Work required - Copy out each line of the material in which the word "甲方自愿将其持有的公司" appears.

Working data -
○ ○ ○ ○

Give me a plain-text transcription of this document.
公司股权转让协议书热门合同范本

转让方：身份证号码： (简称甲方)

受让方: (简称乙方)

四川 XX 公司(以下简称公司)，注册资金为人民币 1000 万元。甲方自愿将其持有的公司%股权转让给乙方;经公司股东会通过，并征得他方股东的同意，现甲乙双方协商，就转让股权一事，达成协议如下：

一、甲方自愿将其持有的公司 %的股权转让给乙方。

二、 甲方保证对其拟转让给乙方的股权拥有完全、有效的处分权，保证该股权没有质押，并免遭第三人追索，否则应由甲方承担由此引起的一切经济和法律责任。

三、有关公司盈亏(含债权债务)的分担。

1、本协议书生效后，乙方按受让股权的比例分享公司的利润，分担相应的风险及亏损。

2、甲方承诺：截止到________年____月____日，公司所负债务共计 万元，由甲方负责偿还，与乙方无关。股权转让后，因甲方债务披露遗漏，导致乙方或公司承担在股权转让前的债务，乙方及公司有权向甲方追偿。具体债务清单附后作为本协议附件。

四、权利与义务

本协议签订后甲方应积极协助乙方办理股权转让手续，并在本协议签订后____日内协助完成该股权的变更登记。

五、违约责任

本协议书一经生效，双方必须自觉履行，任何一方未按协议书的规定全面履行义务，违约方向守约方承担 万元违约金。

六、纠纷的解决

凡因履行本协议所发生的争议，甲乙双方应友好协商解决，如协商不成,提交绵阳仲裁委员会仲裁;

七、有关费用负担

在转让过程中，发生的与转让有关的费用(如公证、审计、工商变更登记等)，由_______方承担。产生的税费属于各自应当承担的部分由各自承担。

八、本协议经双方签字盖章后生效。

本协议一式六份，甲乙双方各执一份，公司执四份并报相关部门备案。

○ ○ ○ ○

Response -
四川 XX 公司(以下简称公司)，注册资金为人民币 1000 万元。甲方自愿将其持有的公司%股权转让给乙方;经公司股东会通过，并征得他方股东的同意，现甲乙双方协商，就转让股权一事，达成协议如下：
一、甲方自愿将其持有的公司 %的股权转让给乙方。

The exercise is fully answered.